Could you copy out the records verbatim, from their first line through the line containing "y2-tick-label: −10 [1091, 253, 1109, 265]", both ends included?
···
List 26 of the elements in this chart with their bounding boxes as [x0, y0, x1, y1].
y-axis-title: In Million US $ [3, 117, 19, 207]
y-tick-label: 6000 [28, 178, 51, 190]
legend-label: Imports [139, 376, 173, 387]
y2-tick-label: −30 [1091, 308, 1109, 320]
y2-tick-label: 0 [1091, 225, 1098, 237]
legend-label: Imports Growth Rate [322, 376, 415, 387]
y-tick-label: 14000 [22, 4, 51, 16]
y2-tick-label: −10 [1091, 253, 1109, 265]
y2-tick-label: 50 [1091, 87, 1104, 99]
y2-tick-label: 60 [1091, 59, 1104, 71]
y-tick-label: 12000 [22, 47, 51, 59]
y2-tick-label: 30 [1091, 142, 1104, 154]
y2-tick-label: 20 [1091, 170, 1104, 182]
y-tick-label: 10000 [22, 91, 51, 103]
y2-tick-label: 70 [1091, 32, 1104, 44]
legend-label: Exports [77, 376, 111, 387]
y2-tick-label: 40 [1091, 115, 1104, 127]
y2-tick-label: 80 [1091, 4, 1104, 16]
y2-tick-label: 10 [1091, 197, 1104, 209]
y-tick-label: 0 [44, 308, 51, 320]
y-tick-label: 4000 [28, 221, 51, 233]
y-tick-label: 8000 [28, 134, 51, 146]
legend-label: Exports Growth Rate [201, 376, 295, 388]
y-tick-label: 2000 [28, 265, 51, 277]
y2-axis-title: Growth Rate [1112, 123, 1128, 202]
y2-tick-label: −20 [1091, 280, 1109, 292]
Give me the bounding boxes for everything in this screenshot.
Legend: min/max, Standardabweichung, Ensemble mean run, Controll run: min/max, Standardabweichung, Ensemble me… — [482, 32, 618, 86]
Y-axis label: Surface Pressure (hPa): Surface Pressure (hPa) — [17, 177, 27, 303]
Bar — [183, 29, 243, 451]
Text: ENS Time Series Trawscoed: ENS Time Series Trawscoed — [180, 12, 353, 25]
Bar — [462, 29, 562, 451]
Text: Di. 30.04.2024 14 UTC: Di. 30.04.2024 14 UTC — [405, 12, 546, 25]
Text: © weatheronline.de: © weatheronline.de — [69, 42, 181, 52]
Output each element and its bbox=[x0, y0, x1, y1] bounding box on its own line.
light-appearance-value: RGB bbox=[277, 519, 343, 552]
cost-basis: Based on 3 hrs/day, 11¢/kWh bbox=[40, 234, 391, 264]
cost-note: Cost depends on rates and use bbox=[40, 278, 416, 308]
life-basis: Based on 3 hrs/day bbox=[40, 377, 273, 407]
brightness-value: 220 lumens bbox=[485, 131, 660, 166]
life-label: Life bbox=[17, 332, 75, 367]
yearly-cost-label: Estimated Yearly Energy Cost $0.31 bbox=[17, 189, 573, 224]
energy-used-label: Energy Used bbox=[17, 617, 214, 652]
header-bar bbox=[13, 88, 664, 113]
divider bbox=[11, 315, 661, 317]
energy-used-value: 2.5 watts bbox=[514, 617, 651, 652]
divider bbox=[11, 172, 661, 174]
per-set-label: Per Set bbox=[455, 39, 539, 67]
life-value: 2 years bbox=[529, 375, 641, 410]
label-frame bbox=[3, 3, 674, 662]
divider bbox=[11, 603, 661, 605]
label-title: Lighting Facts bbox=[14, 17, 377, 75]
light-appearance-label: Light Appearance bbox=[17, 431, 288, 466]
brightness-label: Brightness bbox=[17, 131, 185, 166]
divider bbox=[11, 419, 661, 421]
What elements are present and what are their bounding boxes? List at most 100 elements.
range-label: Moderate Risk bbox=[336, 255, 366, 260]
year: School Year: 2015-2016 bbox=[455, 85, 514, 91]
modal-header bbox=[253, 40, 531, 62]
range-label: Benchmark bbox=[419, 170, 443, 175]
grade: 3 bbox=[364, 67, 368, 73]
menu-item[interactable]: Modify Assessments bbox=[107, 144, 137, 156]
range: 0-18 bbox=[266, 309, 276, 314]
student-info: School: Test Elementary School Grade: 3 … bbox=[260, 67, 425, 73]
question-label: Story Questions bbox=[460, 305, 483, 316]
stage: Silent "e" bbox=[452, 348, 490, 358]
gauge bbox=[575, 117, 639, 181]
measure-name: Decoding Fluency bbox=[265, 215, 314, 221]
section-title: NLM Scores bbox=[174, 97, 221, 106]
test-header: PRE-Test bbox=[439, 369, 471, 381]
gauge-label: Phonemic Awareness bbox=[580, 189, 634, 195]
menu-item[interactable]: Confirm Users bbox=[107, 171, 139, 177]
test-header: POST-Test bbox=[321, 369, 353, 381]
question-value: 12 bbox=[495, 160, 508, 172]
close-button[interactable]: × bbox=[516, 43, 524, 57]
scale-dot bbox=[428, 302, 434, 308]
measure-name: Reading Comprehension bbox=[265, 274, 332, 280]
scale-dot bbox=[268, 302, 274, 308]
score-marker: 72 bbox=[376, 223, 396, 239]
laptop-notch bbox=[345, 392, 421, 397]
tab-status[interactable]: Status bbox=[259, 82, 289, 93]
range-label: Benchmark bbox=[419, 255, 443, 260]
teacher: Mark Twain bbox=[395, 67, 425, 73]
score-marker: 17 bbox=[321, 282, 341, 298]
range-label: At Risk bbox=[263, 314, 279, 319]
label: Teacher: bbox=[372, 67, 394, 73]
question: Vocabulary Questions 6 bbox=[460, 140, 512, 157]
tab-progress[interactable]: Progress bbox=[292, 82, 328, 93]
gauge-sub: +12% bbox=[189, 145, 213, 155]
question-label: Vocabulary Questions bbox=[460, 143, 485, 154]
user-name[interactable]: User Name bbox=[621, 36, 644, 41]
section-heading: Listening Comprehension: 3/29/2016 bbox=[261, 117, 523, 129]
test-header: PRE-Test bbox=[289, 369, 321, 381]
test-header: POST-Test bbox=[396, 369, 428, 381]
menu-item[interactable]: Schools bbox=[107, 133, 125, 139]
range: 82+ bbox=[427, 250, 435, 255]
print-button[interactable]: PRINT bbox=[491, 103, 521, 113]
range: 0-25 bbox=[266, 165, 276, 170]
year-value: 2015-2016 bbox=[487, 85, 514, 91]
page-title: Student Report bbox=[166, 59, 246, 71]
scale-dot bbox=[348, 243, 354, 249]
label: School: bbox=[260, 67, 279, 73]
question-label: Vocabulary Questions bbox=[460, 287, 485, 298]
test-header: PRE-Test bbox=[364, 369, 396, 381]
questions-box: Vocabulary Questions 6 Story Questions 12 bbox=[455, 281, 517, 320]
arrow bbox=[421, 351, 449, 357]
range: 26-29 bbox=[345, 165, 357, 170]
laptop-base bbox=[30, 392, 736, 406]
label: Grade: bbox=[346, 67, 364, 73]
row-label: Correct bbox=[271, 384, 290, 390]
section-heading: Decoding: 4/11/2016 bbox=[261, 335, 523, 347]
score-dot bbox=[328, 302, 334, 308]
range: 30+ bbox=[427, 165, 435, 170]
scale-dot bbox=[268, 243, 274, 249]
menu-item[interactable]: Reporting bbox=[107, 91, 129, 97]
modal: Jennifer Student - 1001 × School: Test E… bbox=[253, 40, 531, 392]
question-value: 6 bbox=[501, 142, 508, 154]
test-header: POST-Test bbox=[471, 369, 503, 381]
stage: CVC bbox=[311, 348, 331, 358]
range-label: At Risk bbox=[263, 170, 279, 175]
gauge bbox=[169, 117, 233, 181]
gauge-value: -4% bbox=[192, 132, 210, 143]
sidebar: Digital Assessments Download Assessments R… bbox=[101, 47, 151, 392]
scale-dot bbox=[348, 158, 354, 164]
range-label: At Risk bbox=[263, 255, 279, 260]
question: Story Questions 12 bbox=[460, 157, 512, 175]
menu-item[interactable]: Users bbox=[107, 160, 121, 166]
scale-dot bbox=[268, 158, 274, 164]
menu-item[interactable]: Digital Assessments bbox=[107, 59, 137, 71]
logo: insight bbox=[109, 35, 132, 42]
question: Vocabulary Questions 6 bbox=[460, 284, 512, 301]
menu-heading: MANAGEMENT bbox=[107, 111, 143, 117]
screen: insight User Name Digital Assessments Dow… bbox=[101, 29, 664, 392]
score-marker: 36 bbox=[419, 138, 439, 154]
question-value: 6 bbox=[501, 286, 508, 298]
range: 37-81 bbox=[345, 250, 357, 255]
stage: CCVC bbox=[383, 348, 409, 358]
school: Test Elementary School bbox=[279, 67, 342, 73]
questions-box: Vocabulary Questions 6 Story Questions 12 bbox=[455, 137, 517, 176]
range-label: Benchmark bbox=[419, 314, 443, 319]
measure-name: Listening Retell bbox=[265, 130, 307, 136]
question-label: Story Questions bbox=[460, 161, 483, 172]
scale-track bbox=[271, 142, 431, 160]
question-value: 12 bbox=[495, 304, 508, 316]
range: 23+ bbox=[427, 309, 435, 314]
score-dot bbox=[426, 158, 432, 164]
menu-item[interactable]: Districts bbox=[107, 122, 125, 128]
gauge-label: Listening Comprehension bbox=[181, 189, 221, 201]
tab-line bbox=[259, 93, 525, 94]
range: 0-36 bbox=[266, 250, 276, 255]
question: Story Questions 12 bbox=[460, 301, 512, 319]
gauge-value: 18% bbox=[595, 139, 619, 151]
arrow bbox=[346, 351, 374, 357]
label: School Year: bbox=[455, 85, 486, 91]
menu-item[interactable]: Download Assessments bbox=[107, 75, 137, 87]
···
## RESPONSE BELOW:
List 26 of the elements in this chart with their bounding boxes as [x0, y0, x1, y1].
y-axis-title: In Million US $ [3, 117, 19, 207]
y-tick-label: 6000 [28, 178, 51, 190]
legend-label: Imports [139, 376, 173, 387]
y2-tick-label: −30 [1091, 308, 1109, 320]
y2-tick-label: 0 [1091, 225, 1098, 237]
legend-label: Imports Growth Rate [322, 376, 415, 387]
y-tick-label: 14000 [22, 4, 51, 16]
y2-tick-label: −10 [1091, 253, 1109, 265]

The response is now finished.